# Supplied data:
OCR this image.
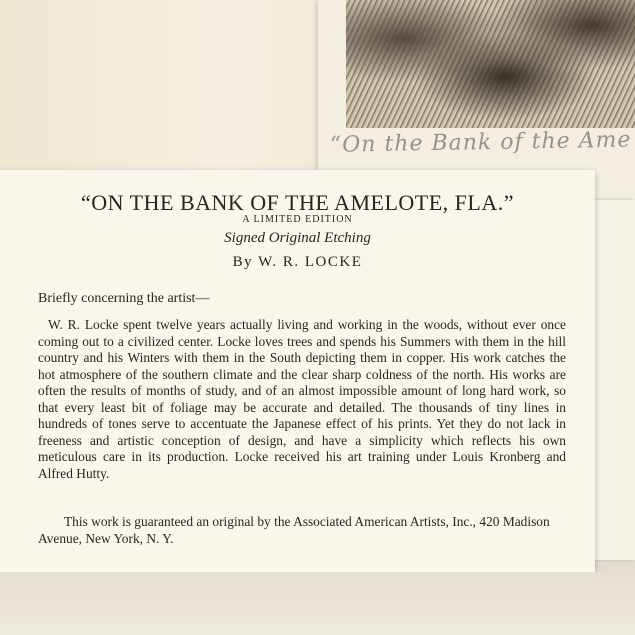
“On the Bank of the Ame
“ON THE BANK OF THE AMELOTE, FLA.”
A LIMITED EDITION
Signed Original Etching
By W. R. LOCKE
Briefly concerning the artist—
W. R. Locke spent twelve years actually living and working in the woods, without ever once coming out to a civilized center. Locke loves trees and spends his Summers with them in the hill country and his Winters with them in the South depicting them in copper. His work catches the hot atmosphere of the southern climate and the clear sharp coldness of the north. His works are often the results of months of study, and of an almost impossible amount of long hard work, so that every least bit of foliage may be accurate and detailed. The thousands of tiny lines in hundreds of tones serve to accentuate the Japanese effect of his prints. Yet they do not lack in freeness and artistic conception of design, and have a simplicity which reflects his own meticulous care in its production. Locke received his art training under Louis Kronberg and Alfred Hutty.
This work is guaranteed an original by the Associated American Artists, Inc., 420 Madison Avenue, New York, N. Y.
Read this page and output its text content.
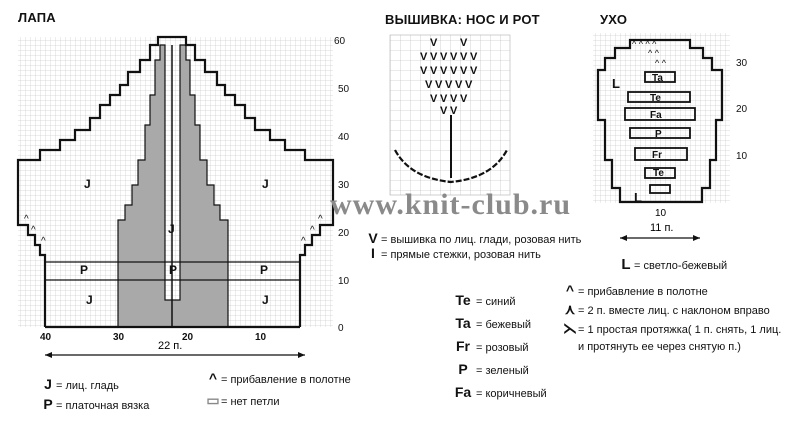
ЛАПА	ВЫШИВКА: НОС И РОТ	УХО
0
10
20
30
40
50
60
40	30	20	10
22 п.
J	J
J
P	P	P
J	J
^
^
^
^
^
^
V V
V V V V V V
V V V V V V
V V V V V
V V V V
V V
Ta
Te
Fa
P
Fr
Te
L
L
^ ^ ^ ^
^ ^
^ ^
10
20
30
10
11 п.
www.knit-club.ru
V = вышивка по лиц. глади, розовая нить
I = прямые стежки, розовая нить
J = лиц. гладь
P = платочная вязка
^ = прибавление в полотне
▭= нет петли
Te = синий
Ta = бежевый
Fr = розовый
P = зеленый
Fa = коричневый
L = светло-бежевый
^ = прибавление в полотне
⋏ = 2 п. вместе лиц. с наклоном вправо
⋋= 1 простая протяжка( 1 п. снять, 1 лиц.
и протянуть ее через снятую п.)
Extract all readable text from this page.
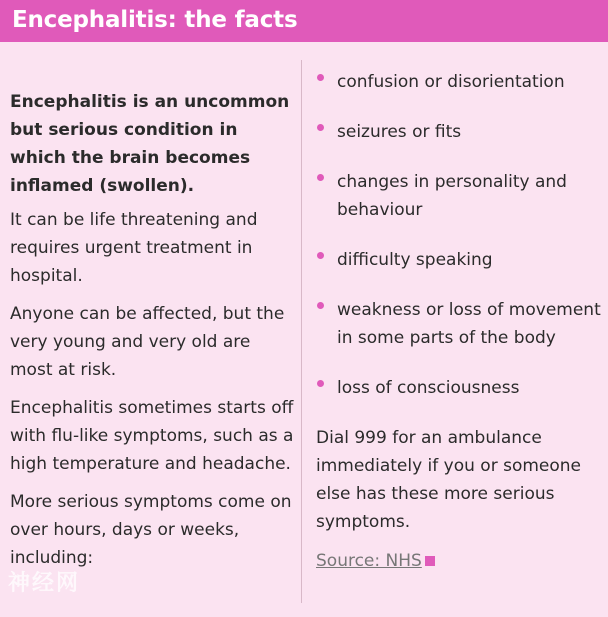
Encephalitis: the facts

Encephalitis is an uncommon but serious condition in which the brain becomes inflamed (swollen).

It can be life threatening and requires urgent treatment in hospital.

Anyone can be affected, but the very young and very old are most at risk.

Encephalitis sometimes starts off with flu-like symptoms, such as a high temperature and headache.

More serious symptoms come on over hours, days or weeks, including:

confusion or disorientation
seizures or fits
changes in personality and behaviour
difficulty speaking
weakness or loss of movement in some parts of the body
loss of consciousness

Dial 999 for an ambulance immediately if you or someone else has these more serious symptoms.

Source: NHS
神经网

# Short exercise:
Search the data above for the word "text", then gather each line in which it appears.

# Output:
Read this page and output its text content.
Extract all readable text from this page.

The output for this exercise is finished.